- _REQUEST_
Below are records. Count every line containing the word "technologies" and give the number alone.

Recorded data
* * * *

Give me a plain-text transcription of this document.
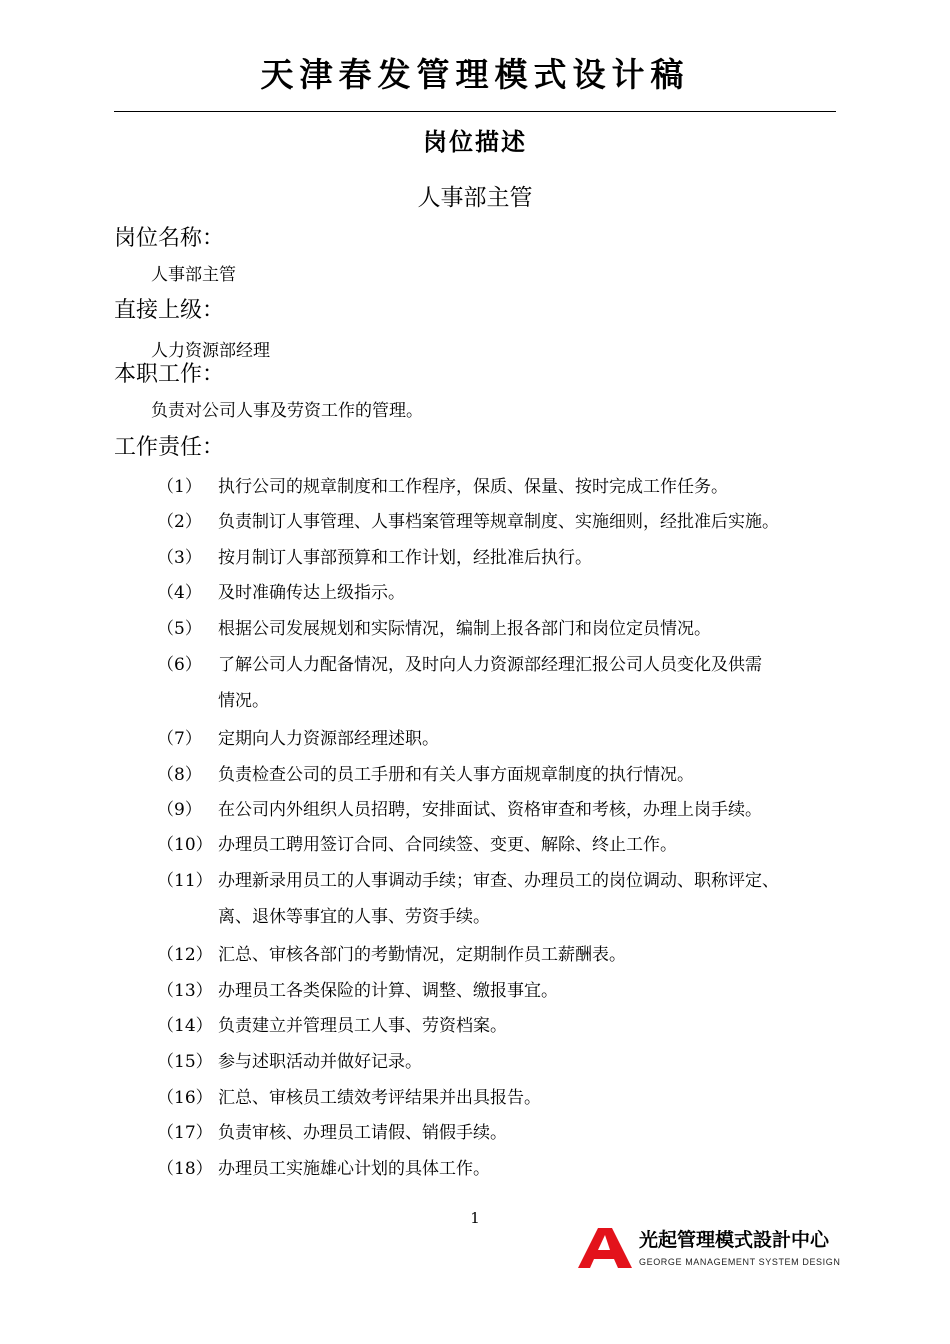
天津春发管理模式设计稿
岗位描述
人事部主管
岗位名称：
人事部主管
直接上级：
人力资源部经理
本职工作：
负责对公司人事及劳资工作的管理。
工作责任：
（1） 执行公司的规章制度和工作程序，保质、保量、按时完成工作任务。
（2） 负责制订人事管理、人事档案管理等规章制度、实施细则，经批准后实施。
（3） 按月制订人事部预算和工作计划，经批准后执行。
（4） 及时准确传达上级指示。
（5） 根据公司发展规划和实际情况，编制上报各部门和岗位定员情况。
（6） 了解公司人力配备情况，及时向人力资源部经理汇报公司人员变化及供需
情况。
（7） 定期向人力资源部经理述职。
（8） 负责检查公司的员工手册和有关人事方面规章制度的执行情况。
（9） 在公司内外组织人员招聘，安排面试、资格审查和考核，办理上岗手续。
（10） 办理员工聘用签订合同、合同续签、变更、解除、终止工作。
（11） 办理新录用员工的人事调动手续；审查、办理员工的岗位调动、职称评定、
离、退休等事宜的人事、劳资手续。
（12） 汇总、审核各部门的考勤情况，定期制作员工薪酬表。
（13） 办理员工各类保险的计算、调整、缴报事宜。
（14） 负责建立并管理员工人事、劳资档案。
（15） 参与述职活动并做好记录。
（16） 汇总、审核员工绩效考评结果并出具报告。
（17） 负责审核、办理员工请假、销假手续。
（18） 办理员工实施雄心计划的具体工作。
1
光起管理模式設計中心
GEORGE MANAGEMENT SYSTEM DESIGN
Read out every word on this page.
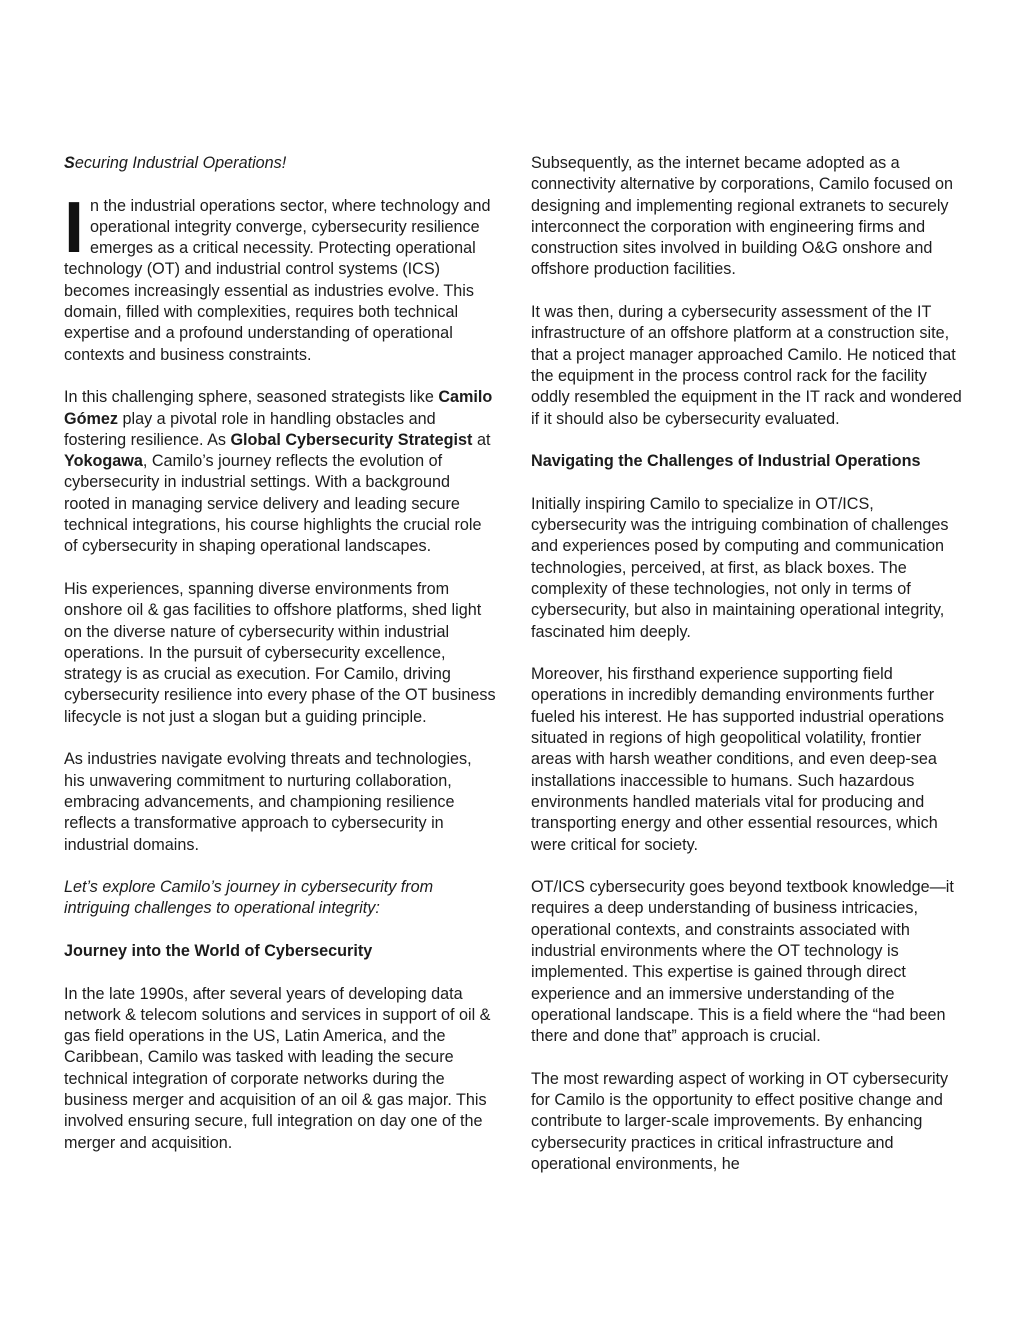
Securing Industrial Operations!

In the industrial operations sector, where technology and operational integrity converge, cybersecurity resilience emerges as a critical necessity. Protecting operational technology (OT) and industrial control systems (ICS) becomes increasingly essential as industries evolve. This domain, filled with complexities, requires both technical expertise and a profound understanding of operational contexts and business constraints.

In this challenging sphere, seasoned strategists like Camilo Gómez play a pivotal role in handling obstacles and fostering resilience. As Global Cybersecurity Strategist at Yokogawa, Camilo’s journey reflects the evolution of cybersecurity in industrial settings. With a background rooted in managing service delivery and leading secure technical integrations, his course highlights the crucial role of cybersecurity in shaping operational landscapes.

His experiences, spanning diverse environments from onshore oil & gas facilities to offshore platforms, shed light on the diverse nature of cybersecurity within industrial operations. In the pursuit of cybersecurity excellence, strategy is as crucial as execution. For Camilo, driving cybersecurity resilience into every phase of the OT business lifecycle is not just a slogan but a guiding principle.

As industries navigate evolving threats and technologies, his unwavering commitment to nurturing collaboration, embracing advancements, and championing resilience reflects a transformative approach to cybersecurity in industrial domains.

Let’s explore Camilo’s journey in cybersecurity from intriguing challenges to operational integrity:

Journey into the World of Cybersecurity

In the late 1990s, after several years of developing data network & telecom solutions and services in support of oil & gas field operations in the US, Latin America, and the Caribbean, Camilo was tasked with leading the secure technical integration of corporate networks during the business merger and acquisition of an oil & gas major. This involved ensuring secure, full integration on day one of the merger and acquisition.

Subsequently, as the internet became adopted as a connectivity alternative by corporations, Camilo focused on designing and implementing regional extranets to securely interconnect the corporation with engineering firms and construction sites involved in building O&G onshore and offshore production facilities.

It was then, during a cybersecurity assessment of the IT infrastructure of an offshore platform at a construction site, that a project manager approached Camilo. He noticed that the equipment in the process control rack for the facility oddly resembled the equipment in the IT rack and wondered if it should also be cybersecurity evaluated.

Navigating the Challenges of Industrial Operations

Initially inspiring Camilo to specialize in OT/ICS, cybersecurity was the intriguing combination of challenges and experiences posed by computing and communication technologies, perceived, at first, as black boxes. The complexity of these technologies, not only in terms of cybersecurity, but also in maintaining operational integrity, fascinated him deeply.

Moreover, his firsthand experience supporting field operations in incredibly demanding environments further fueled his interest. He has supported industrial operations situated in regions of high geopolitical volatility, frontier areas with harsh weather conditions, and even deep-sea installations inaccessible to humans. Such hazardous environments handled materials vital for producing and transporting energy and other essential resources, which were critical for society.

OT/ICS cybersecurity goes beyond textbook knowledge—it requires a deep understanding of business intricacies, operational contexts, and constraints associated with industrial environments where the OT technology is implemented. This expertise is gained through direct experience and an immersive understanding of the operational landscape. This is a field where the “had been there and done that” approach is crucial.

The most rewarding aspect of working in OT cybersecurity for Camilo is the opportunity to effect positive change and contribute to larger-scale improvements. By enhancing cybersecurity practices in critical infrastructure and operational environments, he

* * * *

- _RESULT_
2